Goal of the exercise: Please return the lines of the data that contain "Gross".

··· Records for this exercise

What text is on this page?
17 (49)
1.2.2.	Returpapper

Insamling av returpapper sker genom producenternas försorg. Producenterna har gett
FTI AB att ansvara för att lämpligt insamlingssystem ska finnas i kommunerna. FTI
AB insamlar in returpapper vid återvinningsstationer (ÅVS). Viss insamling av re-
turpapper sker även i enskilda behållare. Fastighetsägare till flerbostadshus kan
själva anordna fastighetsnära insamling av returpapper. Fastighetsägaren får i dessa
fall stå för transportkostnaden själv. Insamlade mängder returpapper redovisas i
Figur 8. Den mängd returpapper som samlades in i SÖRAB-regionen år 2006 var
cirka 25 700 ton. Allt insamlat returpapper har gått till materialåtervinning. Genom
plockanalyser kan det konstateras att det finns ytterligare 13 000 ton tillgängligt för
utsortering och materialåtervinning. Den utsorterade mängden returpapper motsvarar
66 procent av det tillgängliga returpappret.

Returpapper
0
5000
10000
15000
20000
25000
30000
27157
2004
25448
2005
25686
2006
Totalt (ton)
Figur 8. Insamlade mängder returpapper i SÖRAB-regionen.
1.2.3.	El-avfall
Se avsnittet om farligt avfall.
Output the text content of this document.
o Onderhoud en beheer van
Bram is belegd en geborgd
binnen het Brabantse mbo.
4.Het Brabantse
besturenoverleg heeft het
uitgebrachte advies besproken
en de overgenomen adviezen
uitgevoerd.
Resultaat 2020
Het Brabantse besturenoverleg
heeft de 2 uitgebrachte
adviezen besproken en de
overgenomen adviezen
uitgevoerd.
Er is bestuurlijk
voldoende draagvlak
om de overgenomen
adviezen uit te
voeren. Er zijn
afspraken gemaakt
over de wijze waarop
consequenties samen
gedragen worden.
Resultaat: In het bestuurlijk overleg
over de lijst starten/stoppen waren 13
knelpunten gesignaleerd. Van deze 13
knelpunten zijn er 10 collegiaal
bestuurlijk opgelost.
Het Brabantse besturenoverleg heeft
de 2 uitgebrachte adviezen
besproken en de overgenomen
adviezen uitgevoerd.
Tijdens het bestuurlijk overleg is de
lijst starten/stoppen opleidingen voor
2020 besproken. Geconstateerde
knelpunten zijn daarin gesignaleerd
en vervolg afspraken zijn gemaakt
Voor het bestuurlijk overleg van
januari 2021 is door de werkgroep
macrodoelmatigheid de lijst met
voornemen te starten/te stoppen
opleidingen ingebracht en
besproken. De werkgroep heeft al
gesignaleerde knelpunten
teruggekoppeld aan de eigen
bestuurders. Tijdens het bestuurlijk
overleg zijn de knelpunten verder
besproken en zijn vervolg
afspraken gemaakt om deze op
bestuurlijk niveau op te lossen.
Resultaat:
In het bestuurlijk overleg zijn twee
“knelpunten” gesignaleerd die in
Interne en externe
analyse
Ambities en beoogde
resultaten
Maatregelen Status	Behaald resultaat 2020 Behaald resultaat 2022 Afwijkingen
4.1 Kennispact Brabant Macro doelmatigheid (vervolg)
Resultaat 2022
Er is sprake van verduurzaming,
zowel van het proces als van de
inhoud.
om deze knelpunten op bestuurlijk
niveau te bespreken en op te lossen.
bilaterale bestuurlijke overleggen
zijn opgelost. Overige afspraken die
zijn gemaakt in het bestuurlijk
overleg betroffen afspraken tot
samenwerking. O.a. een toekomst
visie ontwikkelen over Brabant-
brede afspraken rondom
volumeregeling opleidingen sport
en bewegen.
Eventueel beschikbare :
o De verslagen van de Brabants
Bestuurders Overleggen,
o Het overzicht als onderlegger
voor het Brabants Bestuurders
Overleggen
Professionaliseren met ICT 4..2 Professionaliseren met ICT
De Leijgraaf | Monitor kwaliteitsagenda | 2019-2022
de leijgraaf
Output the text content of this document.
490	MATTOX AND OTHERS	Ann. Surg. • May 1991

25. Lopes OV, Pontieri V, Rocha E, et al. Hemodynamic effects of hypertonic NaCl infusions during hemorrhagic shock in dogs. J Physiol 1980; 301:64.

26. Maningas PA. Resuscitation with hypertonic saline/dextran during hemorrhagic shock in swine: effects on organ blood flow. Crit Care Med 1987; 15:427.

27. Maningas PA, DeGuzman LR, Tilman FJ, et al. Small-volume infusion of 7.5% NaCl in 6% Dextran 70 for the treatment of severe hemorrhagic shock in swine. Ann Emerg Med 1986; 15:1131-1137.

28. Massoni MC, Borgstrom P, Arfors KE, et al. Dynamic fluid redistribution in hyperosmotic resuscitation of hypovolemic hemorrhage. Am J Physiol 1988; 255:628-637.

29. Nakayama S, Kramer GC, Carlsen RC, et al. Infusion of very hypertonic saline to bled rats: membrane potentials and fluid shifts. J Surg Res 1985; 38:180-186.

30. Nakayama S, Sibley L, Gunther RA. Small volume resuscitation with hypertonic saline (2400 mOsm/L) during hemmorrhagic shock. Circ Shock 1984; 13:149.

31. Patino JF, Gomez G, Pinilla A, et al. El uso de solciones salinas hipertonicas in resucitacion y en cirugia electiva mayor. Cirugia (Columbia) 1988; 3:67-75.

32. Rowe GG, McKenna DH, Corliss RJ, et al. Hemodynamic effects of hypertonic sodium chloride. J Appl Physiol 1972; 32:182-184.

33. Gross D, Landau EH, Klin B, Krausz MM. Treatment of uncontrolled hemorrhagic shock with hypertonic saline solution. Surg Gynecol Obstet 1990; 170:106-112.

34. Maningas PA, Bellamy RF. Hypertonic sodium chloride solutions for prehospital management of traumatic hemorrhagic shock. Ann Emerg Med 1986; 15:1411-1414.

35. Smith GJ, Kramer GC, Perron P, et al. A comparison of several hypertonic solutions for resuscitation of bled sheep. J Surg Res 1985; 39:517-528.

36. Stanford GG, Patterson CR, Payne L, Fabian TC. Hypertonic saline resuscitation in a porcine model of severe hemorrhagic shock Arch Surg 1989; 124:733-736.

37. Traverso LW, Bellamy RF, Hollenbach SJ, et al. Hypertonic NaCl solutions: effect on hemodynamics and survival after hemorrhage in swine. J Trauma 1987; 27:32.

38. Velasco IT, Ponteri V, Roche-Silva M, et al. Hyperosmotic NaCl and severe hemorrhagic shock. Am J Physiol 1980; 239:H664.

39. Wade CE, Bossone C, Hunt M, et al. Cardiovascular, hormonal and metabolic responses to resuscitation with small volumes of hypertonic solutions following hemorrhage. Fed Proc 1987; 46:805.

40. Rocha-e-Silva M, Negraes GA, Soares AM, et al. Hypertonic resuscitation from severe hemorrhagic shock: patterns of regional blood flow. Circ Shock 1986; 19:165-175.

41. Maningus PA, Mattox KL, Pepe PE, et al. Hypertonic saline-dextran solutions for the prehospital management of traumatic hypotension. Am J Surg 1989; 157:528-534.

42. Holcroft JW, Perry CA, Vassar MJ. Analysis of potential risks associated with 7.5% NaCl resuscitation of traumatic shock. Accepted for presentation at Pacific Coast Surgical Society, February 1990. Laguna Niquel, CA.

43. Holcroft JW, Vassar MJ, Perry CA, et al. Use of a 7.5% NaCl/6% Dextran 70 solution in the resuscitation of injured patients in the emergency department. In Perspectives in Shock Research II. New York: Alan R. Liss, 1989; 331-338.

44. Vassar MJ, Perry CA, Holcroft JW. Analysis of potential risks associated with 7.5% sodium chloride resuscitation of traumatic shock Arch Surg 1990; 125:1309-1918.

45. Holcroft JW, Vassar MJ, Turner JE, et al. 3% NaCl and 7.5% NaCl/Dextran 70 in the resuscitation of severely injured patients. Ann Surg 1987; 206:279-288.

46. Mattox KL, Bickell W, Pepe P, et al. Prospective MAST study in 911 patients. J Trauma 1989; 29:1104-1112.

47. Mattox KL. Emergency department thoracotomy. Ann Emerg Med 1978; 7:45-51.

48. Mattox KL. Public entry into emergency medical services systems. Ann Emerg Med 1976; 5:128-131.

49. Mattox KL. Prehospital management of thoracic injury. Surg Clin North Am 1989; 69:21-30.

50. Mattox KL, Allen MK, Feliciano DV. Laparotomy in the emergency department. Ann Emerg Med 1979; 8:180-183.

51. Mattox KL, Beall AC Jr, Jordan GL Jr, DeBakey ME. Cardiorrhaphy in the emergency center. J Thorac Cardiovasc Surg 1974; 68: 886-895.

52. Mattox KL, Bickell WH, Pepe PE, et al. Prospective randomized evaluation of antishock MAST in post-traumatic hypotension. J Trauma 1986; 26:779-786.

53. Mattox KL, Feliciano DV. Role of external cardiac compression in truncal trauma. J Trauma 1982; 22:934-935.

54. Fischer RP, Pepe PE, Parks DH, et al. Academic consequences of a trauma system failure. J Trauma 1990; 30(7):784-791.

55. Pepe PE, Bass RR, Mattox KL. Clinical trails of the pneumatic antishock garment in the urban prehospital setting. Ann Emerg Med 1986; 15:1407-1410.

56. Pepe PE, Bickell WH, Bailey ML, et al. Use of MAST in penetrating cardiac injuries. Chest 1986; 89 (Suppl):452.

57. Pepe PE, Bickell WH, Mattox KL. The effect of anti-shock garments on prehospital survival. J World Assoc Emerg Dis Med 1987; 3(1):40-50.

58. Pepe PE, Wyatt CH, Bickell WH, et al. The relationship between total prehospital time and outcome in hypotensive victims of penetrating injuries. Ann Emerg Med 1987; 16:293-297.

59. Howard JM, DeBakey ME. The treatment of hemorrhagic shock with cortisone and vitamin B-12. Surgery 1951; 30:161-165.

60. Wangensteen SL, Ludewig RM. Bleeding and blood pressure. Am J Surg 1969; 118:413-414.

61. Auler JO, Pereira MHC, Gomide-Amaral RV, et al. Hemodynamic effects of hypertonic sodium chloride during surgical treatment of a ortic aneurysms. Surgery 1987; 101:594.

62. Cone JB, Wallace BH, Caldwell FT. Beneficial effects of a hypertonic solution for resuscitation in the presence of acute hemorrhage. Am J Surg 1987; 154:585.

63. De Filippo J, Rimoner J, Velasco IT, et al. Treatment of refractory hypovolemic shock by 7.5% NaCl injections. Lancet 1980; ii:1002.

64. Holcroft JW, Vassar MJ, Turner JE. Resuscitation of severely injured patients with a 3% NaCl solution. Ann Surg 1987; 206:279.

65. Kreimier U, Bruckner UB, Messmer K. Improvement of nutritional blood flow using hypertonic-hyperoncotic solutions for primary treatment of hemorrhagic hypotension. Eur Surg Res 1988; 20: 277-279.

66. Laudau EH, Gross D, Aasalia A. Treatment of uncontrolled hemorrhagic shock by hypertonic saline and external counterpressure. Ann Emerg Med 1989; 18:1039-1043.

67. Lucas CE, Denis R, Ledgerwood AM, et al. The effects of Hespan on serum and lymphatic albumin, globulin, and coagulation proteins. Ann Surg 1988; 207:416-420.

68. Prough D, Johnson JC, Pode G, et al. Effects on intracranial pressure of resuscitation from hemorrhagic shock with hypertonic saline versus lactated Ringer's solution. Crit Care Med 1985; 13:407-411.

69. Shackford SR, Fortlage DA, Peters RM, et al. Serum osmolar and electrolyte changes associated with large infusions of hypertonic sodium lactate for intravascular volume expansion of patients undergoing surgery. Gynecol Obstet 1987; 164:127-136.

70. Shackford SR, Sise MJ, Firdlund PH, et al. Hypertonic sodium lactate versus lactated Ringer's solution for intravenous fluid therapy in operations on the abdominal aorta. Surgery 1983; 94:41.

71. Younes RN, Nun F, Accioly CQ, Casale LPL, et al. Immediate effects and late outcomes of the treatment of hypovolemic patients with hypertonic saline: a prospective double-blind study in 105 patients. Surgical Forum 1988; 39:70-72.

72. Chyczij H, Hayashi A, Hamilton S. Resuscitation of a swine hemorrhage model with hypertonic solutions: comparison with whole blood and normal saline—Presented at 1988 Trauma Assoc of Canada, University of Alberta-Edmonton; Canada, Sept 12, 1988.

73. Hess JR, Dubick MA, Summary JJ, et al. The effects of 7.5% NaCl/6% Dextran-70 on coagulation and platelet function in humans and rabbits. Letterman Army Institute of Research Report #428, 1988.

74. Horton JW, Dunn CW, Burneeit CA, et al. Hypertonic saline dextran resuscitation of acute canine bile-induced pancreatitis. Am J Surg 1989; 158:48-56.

······

Result:
33. Gross D, Landau EH, Klin B, Krausz MM. Treatment of uncontrolled hemorrhagic shock with hypertonic saline solution. Surg Gynecol Obstet 1990; 170:106-112.
66. Laudau EH, Gross D, Aasalia A. Treatment of uncontrolled hemorrhagic shock by hypertonic saline and external counterpressure. Ann Emerg Med 1989; 18:1039-1043.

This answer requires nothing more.